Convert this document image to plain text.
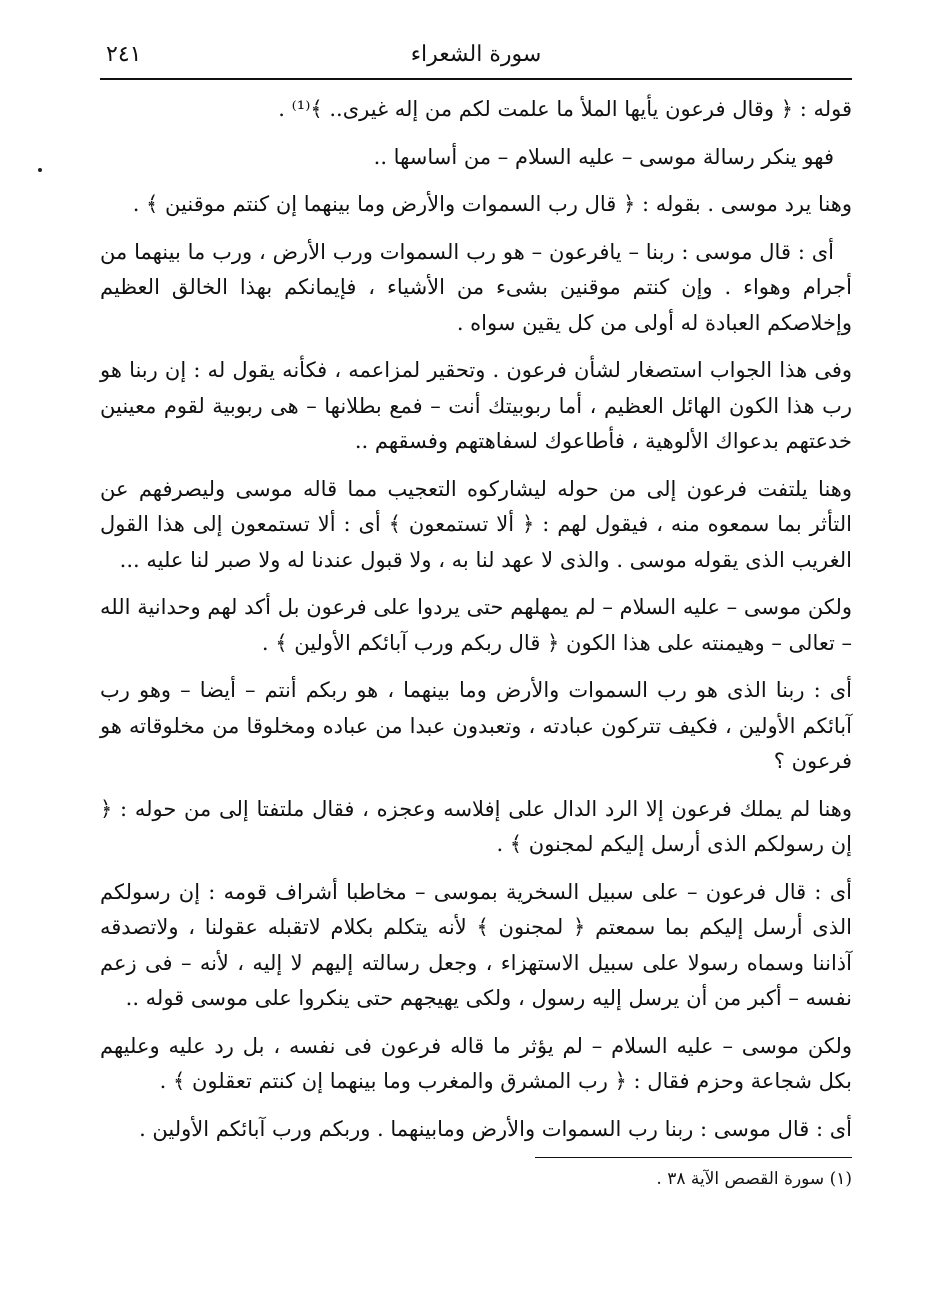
سورة الشعراء
٢٤١

قوله : ﴿ وقال فرعون يأيها الملأ ما علمت لكم من إله غيرى.. ﴾⁽¹⁾ .

فهو ينكر رسالة موسى – عليه السلام – من أساسها ..

وهنا يرد موسى . بقوله : ﴿ قال رب السموات والأرض وما بينهما إن كنتم موقنين ﴾ .

أى : قال موسى : ربنا – يافرعون – هو رب السموات ورب الأرض ، ورب ما بينهما من أجرام وهواء . وإن كنتم موقنين بشىء من الأشياء ، فإيمانكم بهذا الخالق العظيم وإخلاصكم العبادة له أولى من كل يقين سواه .

وفى هذا الجواب استصغار لشأن فرعون . وتحقير لمزاعمه ، فكأنه يقول له : إن ربنا هو رب هذا الكون الهائل العظيم ، أما ربوبيتك أنت – فمع بطلانها – هى ربوبية لقوم معينين خدعتهم بدعواك الألوهية ، فأطاعوك لسفاهتهم وفسقهم ..

وهنا يلتفت فرعون إلى من حوله ليشاركوه التعجيب مما قاله موسى وليصرفهم عن التأثر بما سمعوه منه ، فيقول لهم : ﴿ ألا تستمعون ﴾ أى : ألا تستمعون إلى هذا القول الغريب الذى يقوله موسى . والذى لا عهد لنا به ، ولا قبول عندنا له ولا صبر لنا عليه ...

ولكن موسى – عليه السلام – لم يمهلهم حتى يردوا على فرعون بل أكد لهم وحدانية الله – تعالى – وهيمنته على هذا الكون ﴿ قال ربكم ورب آبائكم الأولين ﴾ .

أى : ربنا الذى هو رب السموات والأرض وما بينهما ، هو ربكم أنتم – أيضا – وهو رب آبائكم الأولين ، فكيف تتركون عبادته ، وتعبدون عبدا من عباده ومخلوقا من مخلوقاته هو فرعون ؟

وهنا لم يملك فرعون إلا الرد الدال على إفلاسه وعجزه ، فقال ملتفتا إلى من حوله : ﴿ إن رسولكم الذى أرسل إليكم لمجنون ﴾ .

أى : قال فرعون – على سبيل السخرية بموسى – مخاطبا أشراف قومه : إن رسولكم الذى أرسل إليكم بما سمعتم ﴿ لمجنون ﴾ لأنه يتكلم بكلام لاتقبله عقولنا ، ولاتصدقه آذاننا وسماه رسولا على سبيل الاستهزاء ، وجعل رسالته إليهم لا إليه ، لأنه – فى زعم نفسه – أكبر من أن يرسل إليه رسول ، ولكى يهيجهم حتى ينكروا على موسى قوله ..

ولكن موسى – عليه السلام – لم يؤثر ما قاله فرعون فى نفسه ، بل رد عليه وعليهم بكل شجاعة وحزم فقال : ﴿ رب المشرق والمغرب وما بينهما إن كنتم تعقلون ﴾ .

أى : قال موسى : ربنا رب السموات والأرض ومابينهما . وربكم ورب آبائكم الأولين .

(١) سورة القصص الآية ٣٨ .
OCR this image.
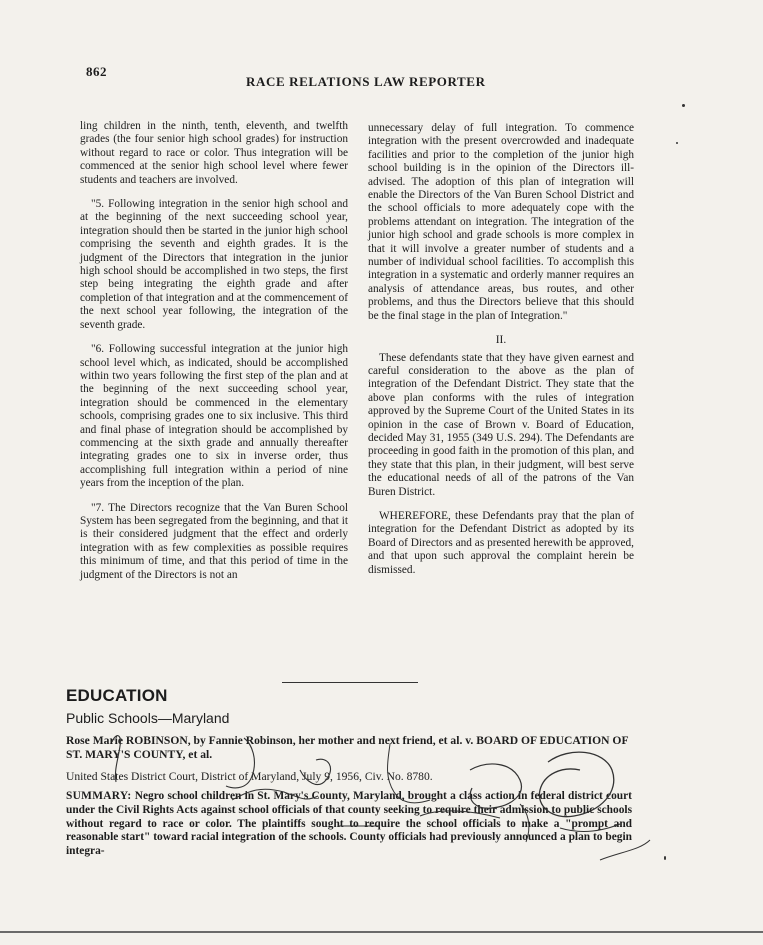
862
RACE RELATIONS LAW REPORTER

ling children in the ninth, tenth, eleventh, and twelfth grades (the four senior high school grades) for instruction without regard to race or color. Thus integration will be commenced at the senior high school level where fewer students and teachers are involved.

"5. Following integration in the senior high school and at the beginning of the next succeeding school year, integration should then be started in the junior high school comprising the seventh and eighth grades. It is the judgment of the Directors that integration in the junior high school should be accomplished in two steps, the first step being integrating the eighth grade and after completion of that integration and at the commencement of the next school year following, the integration of the seventh grade.

"6. Following successful integration at the junior high school level which, as indicated, should be accomplished within two years following the first step of the plan and at the beginning of the next succeeding school year, integration should be commenced in the elementary schools, comprising grades one to six inclusive. This third and final phase of integration should be accomplished by commencing at the sixth grade and annually thereafter integrating grades one to six in inverse order, thus accomplishing full integration within a period of nine years from the inception of the plan.

"7. The Directors recognize that the Van Buren School System has been segregated from the beginning, and that it is their considered judgment that the effect and orderly integration with as few complexities as possible requires this minimum of time, and that this period of time in the judgment of the Directors is not an

unnecessary delay of full integration. To commence integration with the present overcrowded and inadequate facilities and prior to the completion of the junior high school building is in the opinion of the Directors ill-advised. The adoption of this plan of integration will enable the Directors of the Van Buren School District and the school officials to more adequately cope with the problems attendant on integration. The integration of the junior high school and grade schools is more complex in that it will involve a greater number of students and a number of individual school facilities. To accomplish this integration in a systematic and orderly manner requires an analysis of attendance areas, bus routes, and other problems, and thus the Directors believe that this should be the final stage in the plan of Integration."

II.

These defendants state that they have given earnest and careful consideration to the above as the plan of integration of the Defendant District. They state that the above plan conforms with the rules of integration approved by the Supreme Court of the United States in its opinion in the case of Brown v. Board of Education, decided May 31, 1955 (349 U.S. 294). The Defendants are proceeding in good faith in the promotion of this plan, and they state that this plan, in their judgment, will best serve the educational needs of all of the patrons of the Van Buren District.

WHEREFORE, these Defendants pray that the plan of integration for the Defendant District as adopted by its Board of Directors and as presented herewith be approved, and that upon such approval the complaint herein be dismissed.

EDUCATION
Public Schools—Maryland
Rose Marie ROBINSON, by Fannie Robinson, her mother and next friend, et al. v. BOARD OF EDUCATION OF ST. MARY'S COUNTY, et al.
United States District Court, District of Maryland, July 9, 1956, Civ. No. 8780.
SUMMARY: Negro school children in St. Mary's County, Maryland, brought a class action in federal district court under the Civil Rights Acts against school officials of that county seeking to require their admission to public schools without regard to race or color. The plaintiffs sought to require the school officials to make a "prompt and reasonable start" toward racial integration of the schools. County officials had previously announced a plan to begin integra-
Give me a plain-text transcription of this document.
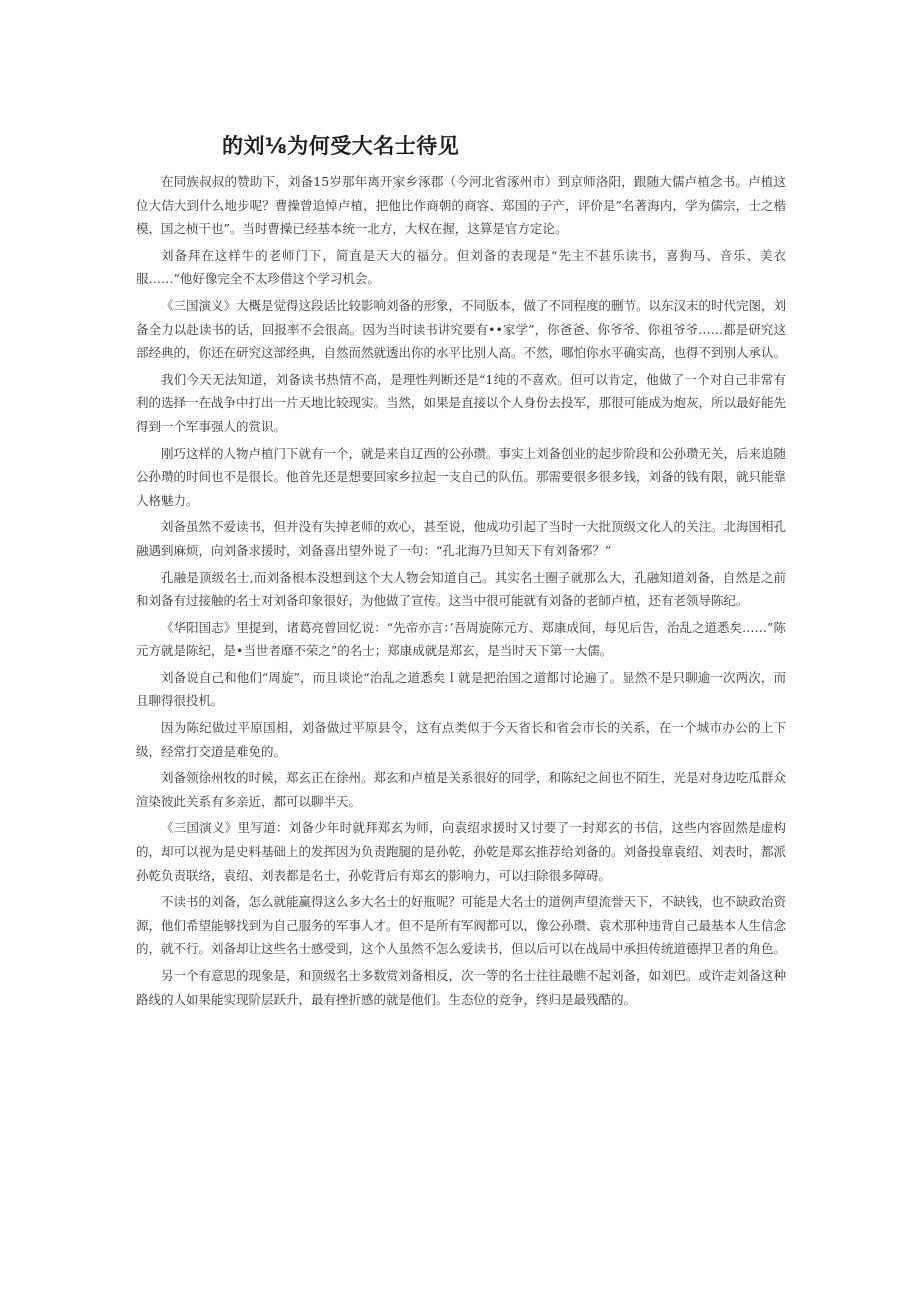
的刘⅛为何受大名士待见

在同族叔叔的赞助下，刘备15岁那年离开家乡涿郡（今河北省涿州市）到京师洛阳，跟随大儒卢植念书。卢植这位大佶大到什么地步呢？曹操曾追悼卢植，把他比作商朝的商容、郑国的子产，评价是”名著海内，学为儒宗，士之楷模，国之桢干也”。当时曹操已经基本统一北方，大权在握，这算是官方定论。

刘备拜在这样牛的老师门下，简直是天大的福分。但刘备的表现是“先主不甚乐读书，喜狗马、音乐、美衣服……”他好像完全不太珍借这个学习机会。

《三国演义》大概是觉得这段话比较影响刘备的形象，不同版本，做了不同程度的删节。以东汉末的时代完图，刘备全力以赴读书的话，回报率不会很高。因为当时读书讲究要有••家学”，你爸爸、你爷爷、你祖爷爷……都是研究这部经典的，你还在研究这部经典，自然而然就透出你的水平比别人高。不然，哪怕你水平确实高，也得不到别人承认。

我们今天无法知道，刘备读书热情不高，是理性判断还是“1纯的不喜欢。但可以肯定，他做了一个对自己非常有利的选择一在战争中打出一片天地比较现实。当然，如果是直接以个人身份去投军，那很可能成为炮灰，所以最好能先得到一个军事强人的赏识。

刚巧这样的人物卢植门下就有一个，就是来自辽西的公孙瓒。事实上刘备创业的起步阶段和公孙瓒无关，后来追随公孙瓒的时间也不是很长。他首先还是想要回家乡拉起一支自己的队伍。那需要很多很多钱，刘备的钱有限，就只能靠人格魅力。

刘备虽然不爱读书，但并没有失掉老师的欢心，甚至说，他成功引起了当时一大批顶级文化人的关注。北海国相孔融遇到麻烦，向刘备求援时，刘备喜出望外说了一句：“孔北海乃旦知天下有刘备邪？”

孔融是顶级名士,而刘备根本没想到这个大人物会知道自己。其实名士圈子就那么大，孔融知道刘备，自然是之前和刘备有过接触的名士对刘备印象很好，为他做了宣传。这当中很可能就有刘备的老師卢植，还有老领导陈纪。

《华阳国志》里提到，诸葛亮曾回忆说：“先帝亦言：’吾周旋陈元方、郑康成间，每见后告，治乱之道悉矣……”陈元方就是陈纪，是•当世者靡不荣之”的名士；郑康成就是郑玄，是当时天下第一大儒。

刘备说自己和他们“周旋”，而且谈论“治乱之道悉矣Ｉ就是把治国之道都讨论遍了。显然不是只聊逾一次两次，而且聊得很投机。

因为陈纪做过平原国相，刘备做过平原县令，这有点类似于今天省长和省会市长的关系，在一个城市办公的上下级，经常打交道是难免的。

刘备领徐州牧的时候，郑玄正在徐州。郑玄和卢植是关系很好的同学，和陈纪之间也不陌生，光是对身边吃瓜群众渲染彼此关系有多亲近，都可以聊半天。

《三国演义》里写道：刘备少年时就拜郑玄为师，向袁绍求援时又讨要了一封郑玄的书信，这些内容固然是虚构的，却可以视为是史料基础上的发挥因为负责跑腿的是孙乾，孙乾是郑玄推荐给刘备的。刘备投靠袁绍、刘表时，都派孙乾负责联络，袁绍、刘表都是名士，孙乾背后有郑玄的影响力，可以扫除很多障碍。

不读书的刘备，怎么就能赢得这么多大名士的好瓶呢？可能是大名士的道例声望流誉天下，不缺钱，也不缺政治资源，他们希望能够找到为自己服务的军事人才。但不是所有军阀都可以，像公孙瓒、袁术那种违背自己最基本人生信念的，就不行。刘备却让这些名士感受到，这个人虽然不怎么爱读书，但以后可以在战局中承担传统道德捍卫者的角色。

另一个有意思的现象是，和顶级名士多数赏刘备相反，次一等的名士往往最瞧不起刘备，如刘巴。或许走刘备这种路线的人如果能实现阶层跃升，最有挫折感的就是他们。生态位的竞争，终归是最残酷的。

========================================

AIM OF THE TASK – Among the lines of the data, identify those with the word "موقنين". Copy each of them.

SOLUTION TO THIS PROBLEM –
وهنا يرد موسى . بقوله : ﴿ قال رب السموات والأرض وما بينهما إن كنتم موقنين ﴾ .
أى : قال موسى : ربنا – يافرعون – هو رب السموات ورب الأرض ، ورب ما بينهما من أجرام وهواء . وإن كنتم موقنين بشىء من الأشياء ، فإيمانكم بهذا الخالق العظيم وإخلاصكم العبادة له أولى من كل يقين سواه .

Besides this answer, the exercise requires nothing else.